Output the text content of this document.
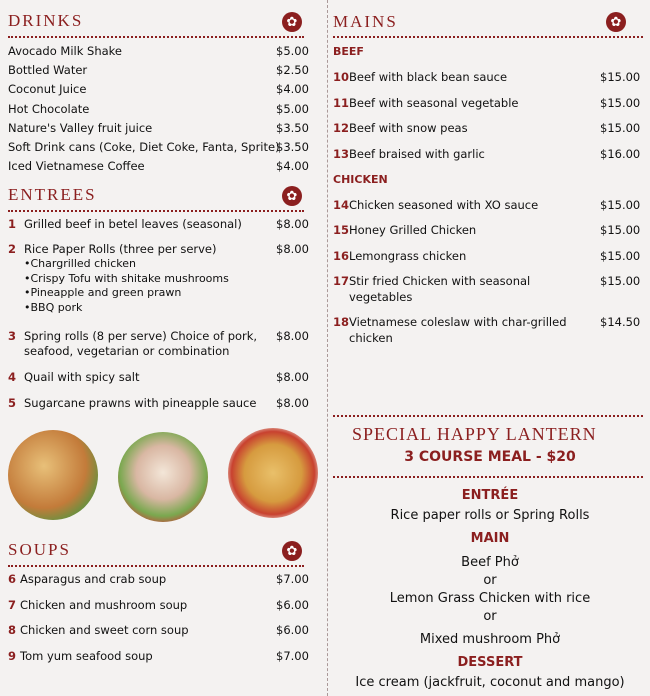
DRINKS	✿
Avocado Milk Shake	$5.00
Bottled Water	$2.50
Coconut Juice	$4.00
Hot Chocolate	$5.00
Nature's Valley fruit juice	$3.50
Soft Drink cans (Coke, Diet Coke, Fanta, Sprite)
$3.50
Iced Vietnamese Coffee	$4.00
ENTREES	✿
1 Grilled beef in betel leaves (seasonal)	$8.00
2 Rice Paper Rolls (three per serve)	$8.00
•Chargrilled chicken
•Crispy Tofu with shitake mushrooms
•Pineapple and green prawn
•BBQ pork
3 Spring rolls (8 per serve) Choice of pork, $8.00
seafood, vegetarian or combination
4 Quail with spicy salt	$8.00
5 Sugarcane prawns with pineapple sauce $8.00
SOUPS	✿
6 Asparagus and crab soup	$7.00
7 Chicken and mushroom soup	$6.00
8 Chicken and sweet corn soup	$6.00
9 Tom yum seafood soup	$7.00
MAINS	✿
BEEF
CHICKEN
10 Beef with black bean sauce	$15.00
11 Beef with seasonal vegetable	$15.00
12 Beef with snow peas	$15.00
13 Beef braised with garlic	$16.00
14 Chicken seasoned with XO sauce	$15.00
15 Honey Grilled Chicken	$15.00
16 Lemongrass chicken	$15.00
17 Stir fried Chicken with seasonal	$15.00
vegetables
18 Vietnamese coleslaw with char-grilled	$14.50
chicken
SPECIAL HAPPY LANTERN
3 COURSE MEAL - $20
ENTRÉE
Rice paper rolls or Spring Rolls
MAIN
Beef Phở
or
Lemon Grass Chicken with rice
or
Mixed mushroom Phở
DESSERT
Ice cream (jackfruit, coconut and mango)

• _Goal of the exercise_
All of the material above needs to be restated exactly, with no pictures.

• _Solution to this problem_
Output the text content of this document.
DRINKS	✿
Avocado Milk Shake	$5.00
Bottled Water	$2.50
Coconut Juice	$4.00
Hot Chocolate	$5.00
Nature's Valley fruit juice	$3.50
Soft Drink cans (Coke, Diet Coke, Fanta, Sprite)
$3.50
Iced Vietnamese Coffee	$4.00
ENTREES	✿
1 Grilled beef in betel leaves (seasonal)	$8.00
2 Rice Paper Rolls (three per serve)	$8.00
•Chargrilled chicken
•Crispy Tofu with shitake mushrooms
•Pineapple and green prawn
•BBQ pork
3 Spring rolls (8 per serve) Choice of pork, $8.00
seafood, vegetarian or combination
4 Quail with spicy salt	$8.00
5 Sugarcane prawns with pineapple sauce $8.00
SOUPS	✿
6 Asparagus and crab soup	$7.00
7 Chicken and mushroom soup	$6.00
8 Chicken and sweet corn soup	$6.00
9 Tom yum seafood soup	$7.00
MAINS	✿
BEEF
CHICKEN
10 Beef with black bean sauce	$15.00
11 Beef with seasonal vegetable	$15.00
12 Beef with snow peas	$15.00
13 Beef braised with garlic	$16.00
14 Chicken seasoned with XO sauce	$15.00
15 Honey Grilled Chicken	$15.00
16 Lemongrass chicken	$15.00
17 Stir fried Chicken with seasonal	$15.00
vegetables
18 Vietnamese coleslaw with char-grilled	$14.50
chicken
SPECIAL HAPPY LANTERN
3 COURSE MEAL - $20
ENTRÉE
Rice paper rolls or Spring Rolls
MAIN
Beef Phở
or
Lemon Grass Chicken with rice
or
Mixed mushroom Phở
DESSERT
Ice cream (jackfruit, coconut and mango)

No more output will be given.